* Problem statement:
Lift every line from the entries that includes the word "ROAD".

* Input for this task:
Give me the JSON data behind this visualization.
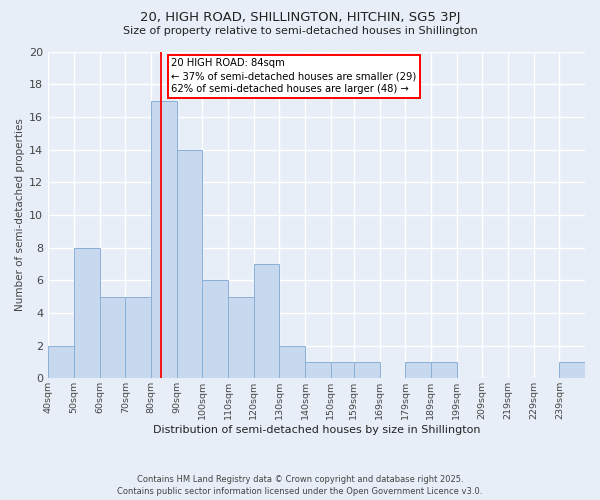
{
  "title1": "20, HIGH ROAD, SHILLINGTON, HITCHIN, SG5 3PJ",
  "title2": "Size of property relative to semi-detached houses in Shillington",
  "xlabel": "Distribution of semi-detached houses by size in Shillington",
  "ylabel": "Number of semi-detached properties",
  "bin_labels": [
    "40sqm",
    "50sqm",
    "60sqm",
    "70sqm",
    "80sqm",
    "90sqm",
    "100sqm",
    "110sqm",
    "120sqm",
    "130sqm",
    "140sqm",
    "150sqm",
    "159sqm",
    "169sqm",
    "179sqm",
    "189sqm",
    "199sqm",
    "209sqm",
    "219sqm",
    "229sqm",
    "239sqm"
  ],
  "bin_left_edges": [
    40,
    50,
    60,
    70,
    80,
    90,
    100,
    110,
    120,
    130,
    140,
    150,
    159,
    169,
    179,
    189,
    199,
    209,
    219,
    229,
    239
  ],
  "bin_widths": [
    10,
    10,
    10,
    10,
    10,
    10,
    10,
    10,
    10,
    10,
    10,
    9,
    10,
    10,
    10,
    10,
    10,
    10,
    10,
    10,
    10
  ],
  "bar_heights": [
    2,
    8,
    5,
    5,
    17,
    14,
    6,
    5,
    7,
    2,
    1,
    1,
    1,
    0,
    1,
    1,
    0,
    0,
    0,
    0,
    1
  ],
  "bar_color": "#c8d8ee",
  "bar_edge_color": "#8ab0d8",
  "red_line_x": 84,
  "annotation_text_line1": "20 HIGH ROAD: 84sqm",
  "annotation_text_line2": "← 37% of semi-detached houses are smaller (29)",
  "annotation_text_line3": "62% of semi-detached houses are larger (48) →",
  "background_color": "#e8eef8",
  "grid_color": "#ffffff",
  "ylim": [
    0,
    20
  ],
  "yticks": [
    0,
    2,
    4,
    6,
    8,
    10,
    12,
    14,
    16,
    18,
    20
  ],
  "footer1": "Contains HM Land Registry data © Crown copyright and database right 2025.",
  "footer2": "Contains public sector information licensed under the Open Government Licence v3.0."
}
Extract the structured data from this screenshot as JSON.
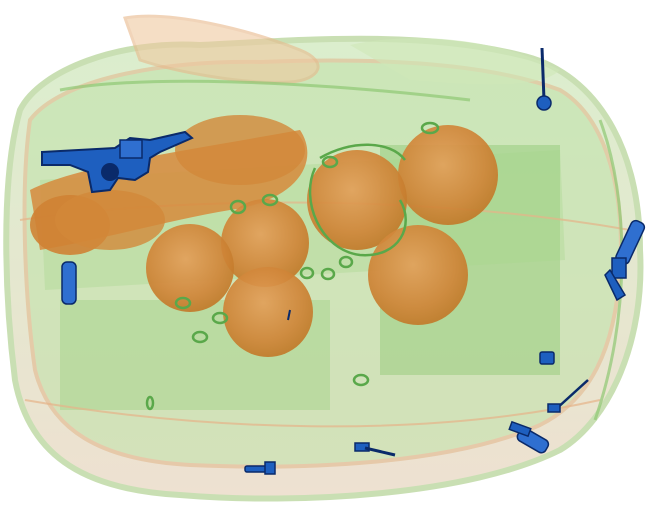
{
  "image": {
    "kind": "x-ray baggage scan",
    "background": "#ffffff",
    "palette": {
      "organic_orange": "#d98a3a",
      "organic_orange_dark": "#c0761f",
      "mixed_green": "#6fbf5a",
      "mixed_green_light": "#a8d88c",
      "metal_blue": "#1e5fbf",
      "metal_blue_dark": "#0a2a6a"
    },
    "contents": [
      {
        "item": "bag-outline",
        "material": "mixed"
      },
      {
        "item": "handgun",
        "material": "metal"
      },
      {
        "item": "round-fruit",
        "material": "organic",
        "count": 9
      },
      {
        "item": "cylinder-battery",
        "material": "metal",
        "count": 3
      },
      {
        "item": "small-metal-parts",
        "material": "metal"
      },
      {
        "item": "zipper-rings",
        "material": "mixed"
      }
    ]
  }
}
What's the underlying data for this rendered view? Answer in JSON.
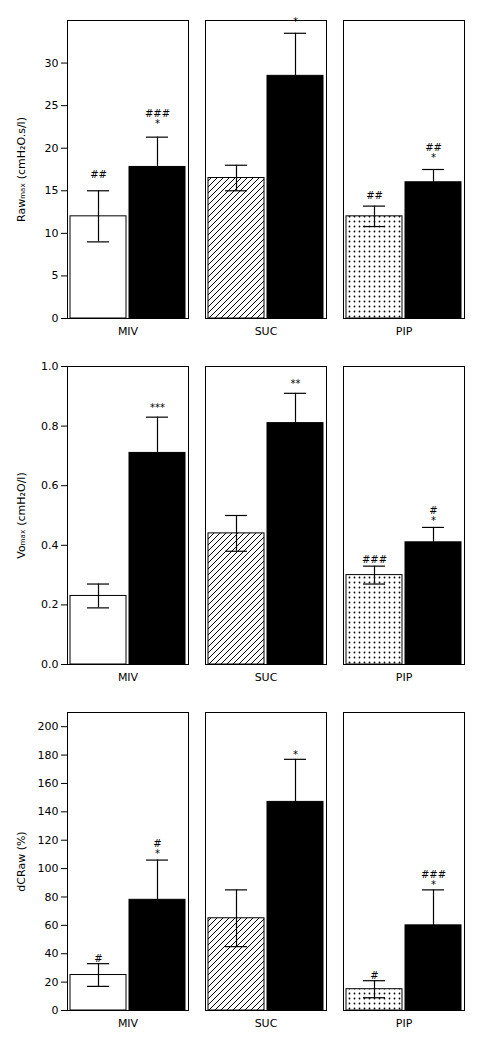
{
  "chart_data": [
    {
      "type": "bar",
      "ylabel": "Rawₘₐₓ (cmH₂O.s/l)",
      "categories": [
        "MIV",
        "SUC",
        "PIP"
      ],
      "ylim": [
        0,
        35
      ],
      "yticks": [
        0,
        5,
        10,
        15,
        20,
        25,
        30
      ],
      "series": [
        {
          "color": "white",
          "values": [
            12.0,
            16.5,
            12.0
          ],
          "errors": [
            3.0,
            1.5,
            1.2
          ],
          "annotations": [
            "##",
            null,
            "##"
          ],
          "annotation_y": [
            16.5,
            null,
            14.0
          ]
        },
        {
          "color": "black",
          "values": [
            17.8,
            28.5,
            16.0
          ],
          "errors": [
            3.5,
            5.0,
            1.5
          ],
          "annotations": [
            "###\n*",
            "*",
            "##\n*"
          ],
          "annotation_y": [
            22.5,
            34.5,
            18.5
          ]
        }
      ]
    },
    {
      "type": "bar",
      "ylabel": "Voₘₐₓ (cmH₂O/l)",
      "categories": [
        "MIV",
        "SUC",
        "PIP"
      ],
      "ylim": [
        0.0,
        1.0
      ],
      "yticks": [
        {
          "value": 0.0,
          "label": "0.0"
        },
        0.2,
        0.4,
        0.6,
        0.8,
        {
          "value": 1.0,
          "label": "1.0"
        }
      ],
      "series": [
        {
          "color": "white",
          "values": [
            0.23,
            0.44,
            0.3
          ],
          "errors": [
            0.04,
            0.06,
            0.03
          ],
          "annotations": [
            null,
            null,
            "###"
          ],
          "annotation_y": [
            null,
            null,
            0.34
          ]
        },
        {
          "color": "black",
          "values": [
            0.71,
            0.81,
            0.41
          ],
          "errors": [
            0.12,
            0.1,
            0.05
          ],
          "annotations": [
            "***",
            "**",
            "#\n*"
          ],
          "annotation_y": [
            0.85,
            0.93,
            0.47
          ]
        }
      ]
    },
    {
      "type": "bar",
      "ylabel": "dCRaw (%)",
      "categories": [
        "MIV",
        "SUC",
        "PIP"
      ],
      "ylim": [
        0,
        210
      ],
      "yticks": [
        0,
        20,
        40,
        60,
        80,
        100,
        120,
        140,
        160,
        180,
        200
      ],
      "series": [
        {
          "color": "white",
          "values": [
            25.0,
            65.0,
            15.0
          ],
          "errors": [
            8.0,
            20.0,
            6.0
          ],
          "annotations": [
            "#",
            null,
            "#"
          ],
          "annotation_y": [
            34.0,
            null,
            22.0
          ]
        },
        {
          "color": "black",
          "values": [
            78.0,
            147.0,
            60.0
          ],
          "errors": [
            28.0,
            30.0,
            25.0
          ],
          "annotations": [
            "#\n*",
            "*",
            "###\n*"
          ],
          "annotation_y": [
            108.0,
            178.0,
            86.0
          ]
        }
      ]
    }
  ]
}
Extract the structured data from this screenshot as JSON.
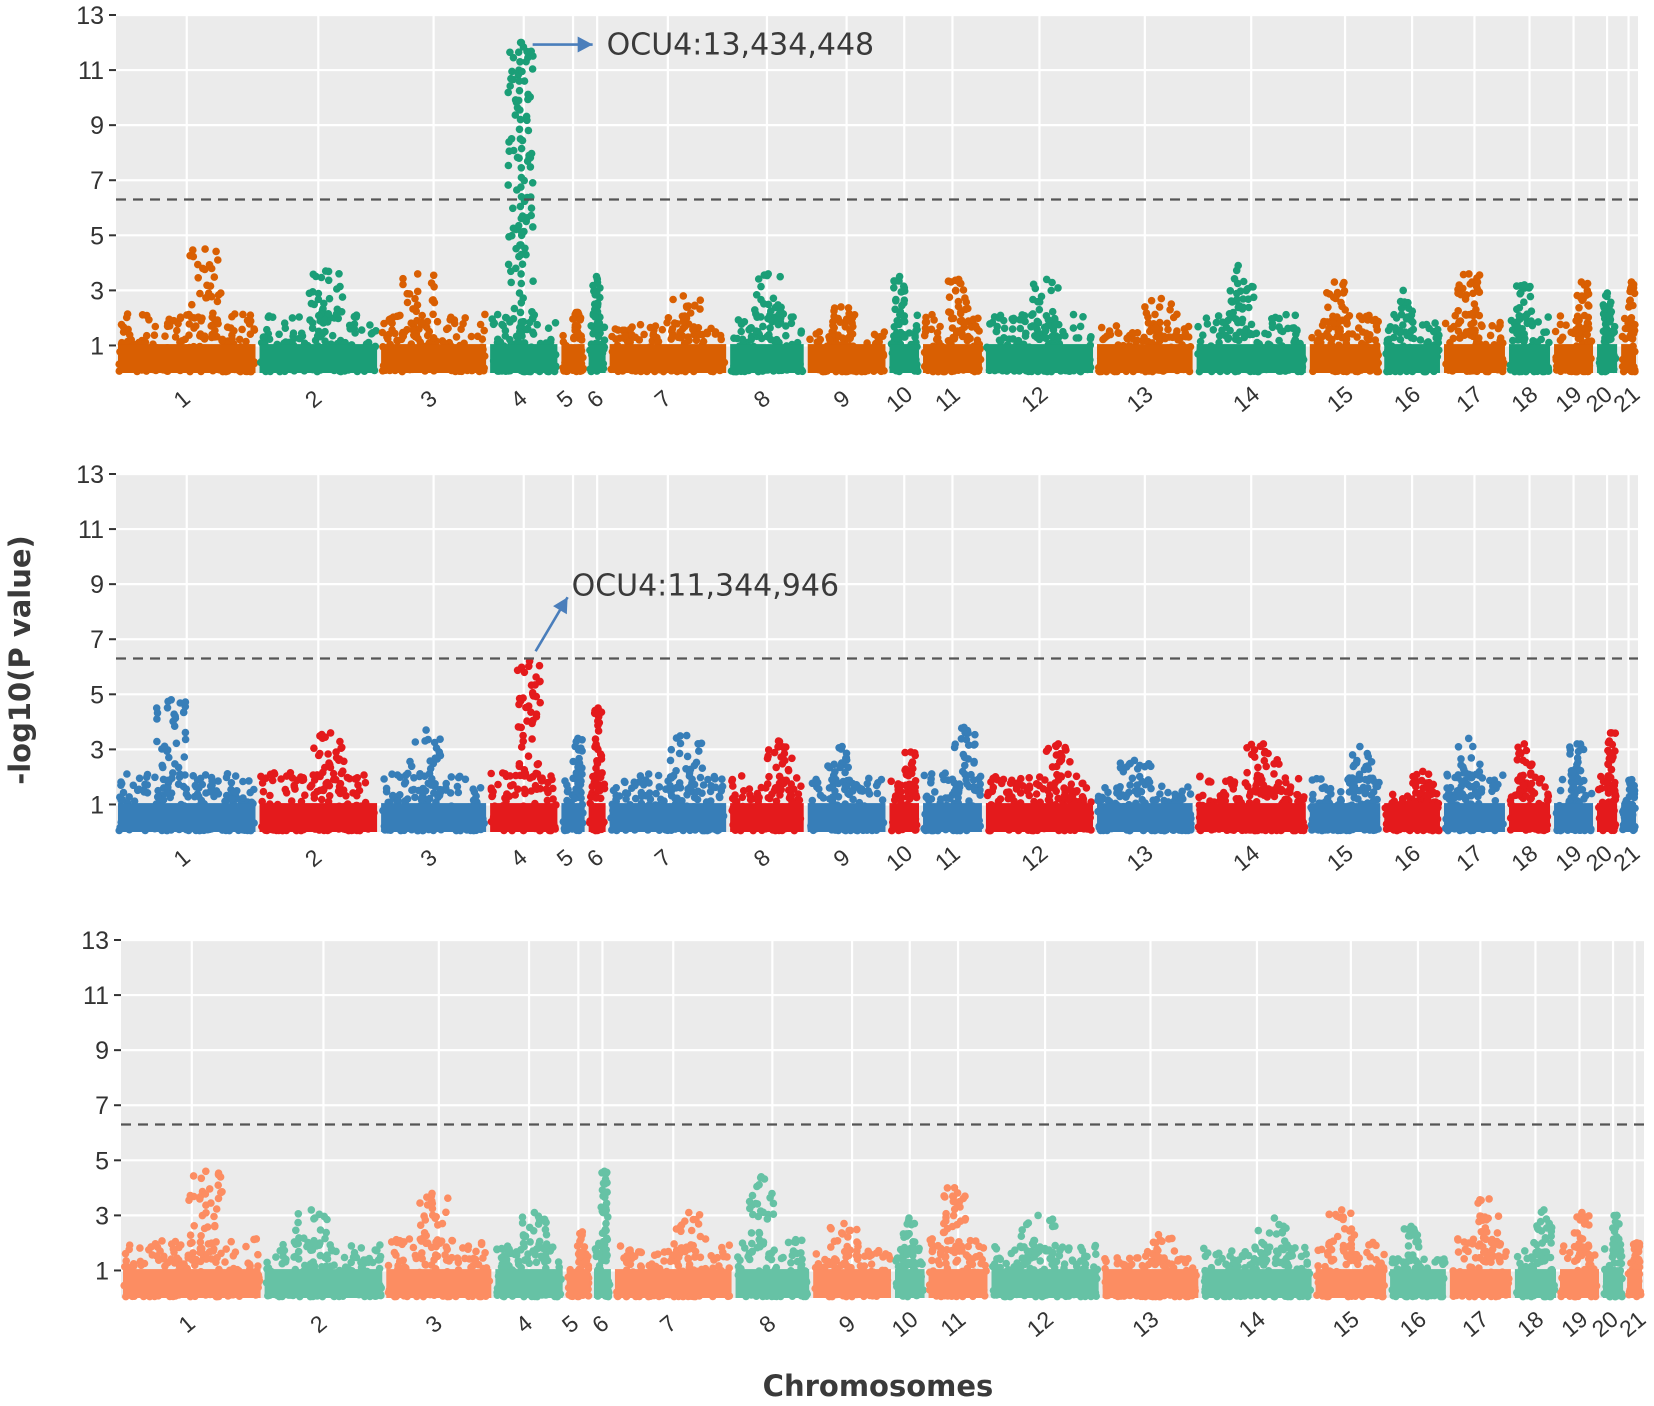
{
  "chart_data": [
    {
      "type": "scatter",
      "subtype": "manhattan",
      "panel": 1,
      "ylim": [
        0,
        13
      ],
      "yticks": [
        1,
        3,
        5,
        7,
        9,
        11,
        13
      ],
      "threshold": 6.3,
      "chromosomes": [
        "1",
        "2",
        "3",
        "4",
        "5",
        "6",
        "7",
        "8",
        "9",
        "10",
        "11",
        "12",
        "13",
        "14",
        "15",
        "16",
        "17",
        "18",
        "19",
        "20",
        "21"
      ],
      "colors": [
        "#d95f02",
        "#1b9e77"
      ],
      "annotation": {
        "text": "OCU4:13,434,448",
        "chromosome": "4",
        "value": 12.0
      },
      "peaks": [
        {
          "chromosome": "1",
          "max": 4.5
        },
        {
          "chromosome": "2",
          "max": 3.7
        },
        {
          "chromosome": "3",
          "max": 3.6
        },
        {
          "chromosome": "4",
          "max": 12.0
        },
        {
          "chromosome": "5",
          "max": 2.2
        },
        {
          "chromosome": "6",
          "max": 3.5
        },
        {
          "chromosome": "7",
          "max": 2.8
        },
        {
          "chromosome": "8",
          "max": 3.6
        },
        {
          "chromosome": "9",
          "max": 2.4
        },
        {
          "chromosome": "10",
          "max": 3.5
        },
        {
          "chromosome": "11",
          "max": 3.4
        },
        {
          "chromosome": "12",
          "max": 3.4
        },
        {
          "chromosome": "13",
          "max": 2.7
        },
        {
          "chromosome": "14",
          "max": 3.9
        },
        {
          "chromosome": "15",
          "max": 3.3
        },
        {
          "chromosome": "16",
          "max": 3.0
        },
        {
          "chromosome": "17",
          "max": 3.6
        },
        {
          "chromosome": "18",
          "max": 3.2
        },
        {
          "chromosome": "19",
          "max": 3.3
        },
        {
          "chromosome": "20",
          "max": 2.9
        },
        {
          "chromosome": "21",
          "max": 3.3
        }
      ]
    },
    {
      "type": "scatter",
      "subtype": "manhattan",
      "panel": 2,
      "ylim": [
        0,
        13
      ],
      "yticks": [
        1,
        3,
        5,
        7,
        9,
        11,
        13
      ],
      "threshold": 6.3,
      "chromosomes": [
        "1",
        "2",
        "3",
        "4",
        "5",
        "6",
        "7",
        "8",
        "9",
        "10",
        "11",
        "12",
        "13",
        "14",
        "15",
        "16",
        "17",
        "18",
        "19",
        "20",
        "21"
      ],
      "colors": [
        "#377eb8",
        "#e41a1c"
      ],
      "annotation": {
        "text": "OCU4:11,344,946",
        "chromosome": "4",
        "value": 6.2
      },
      "peaks": [
        {
          "chromosome": "1",
          "max": 4.8
        },
        {
          "chromosome": "2",
          "max": 3.6
        },
        {
          "chromosome": "3",
          "max": 3.7
        },
        {
          "chromosome": "4",
          "max": 6.2
        },
        {
          "chromosome": "5",
          "max": 3.4
        },
        {
          "chromosome": "6",
          "max": 4.5
        },
        {
          "chromosome": "7",
          "max": 3.5
        },
        {
          "chromosome": "8",
          "max": 3.3
        },
        {
          "chromosome": "9",
          "max": 3.1
        },
        {
          "chromosome": "10",
          "max": 2.9
        },
        {
          "chromosome": "11",
          "max": 3.8
        },
        {
          "chromosome": "12",
          "max": 3.2
        },
        {
          "chromosome": "13",
          "max": 2.6
        },
        {
          "chromosome": "14",
          "max": 3.2
        },
        {
          "chromosome": "15",
          "max": 3.1
        },
        {
          "chromosome": "16",
          "max": 2.2
        },
        {
          "chromosome": "17",
          "max": 3.4
        },
        {
          "chromosome": "18",
          "max": 3.2
        },
        {
          "chromosome": "19",
          "max": 3.2
        },
        {
          "chromosome": "20",
          "max": 3.6
        },
        {
          "chromosome": "21",
          "max": 1.9
        }
      ]
    },
    {
      "type": "scatter",
      "subtype": "manhattan",
      "panel": 3,
      "ylim": [
        0,
        13
      ],
      "yticks": [
        1,
        3,
        5,
        7,
        9,
        11,
        13
      ],
      "threshold": 6.3,
      "chromosomes": [
        "1",
        "2",
        "3",
        "4",
        "5",
        "6",
        "7",
        "8",
        "9",
        "10",
        "11",
        "12",
        "13",
        "14",
        "15",
        "16",
        "17",
        "18",
        "19",
        "20",
        "21"
      ],
      "colors": [
        "#fc8d62",
        "#66c2a5"
      ],
      "annotation": null,
      "peaks": [
        {
          "chromosome": "1",
          "max": 4.6
        },
        {
          "chromosome": "2",
          "max": 3.2
        },
        {
          "chromosome": "3",
          "max": 3.8
        },
        {
          "chromosome": "4",
          "max": 3.1
        },
        {
          "chromosome": "5",
          "max": 2.4
        },
        {
          "chromosome": "6",
          "max": 4.6
        },
        {
          "chromosome": "7",
          "max": 3.1
        },
        {
          "chromosome": "8",
          "max": 4.4
        },
        {
          "chromosome": "9",
          "max": 2.7
        },
        {
          "chromosome": "10",
          "max": 2.9
        },
        {
          "chromosome": "11",
          "max": 4.0
        },
        {
          "chromosome": "12",
          "max": 3.0
        },
        {
          "chromosome": "13",
          "max": 2.3
        },
        {
          "chromosome": "14",
          "max": 2.9
        },
        {
          "chromosome": "15",
          "max": 3.2
        },
        {
          "chromosome": "16",
          "max": 2.6
        },
        {
          "chromosome": "17",
          "max": 3.6
        },
        {
          "chromosome": "18",
          "max": 3.2
        },
        {
          "chromosome": "19",
          "max": 3.1
        },
        {
          "chromosome": "20",
          "max": 3.0
        },
        {
          "chromosome": "21",
          "max": 2.0
        }
      ]
    }
  ],
  "shared": {
    "ylabel": "-log10(P value)",
    "xlabel": "Chromosomes"
  }
}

* Full response:
  "title1": "20, HIGH ROAD, SHILLINGTON, HITCHIN, SG5 3PJ",
  "annotation_text_line1": "20 HIGH ROAD: 84sqm",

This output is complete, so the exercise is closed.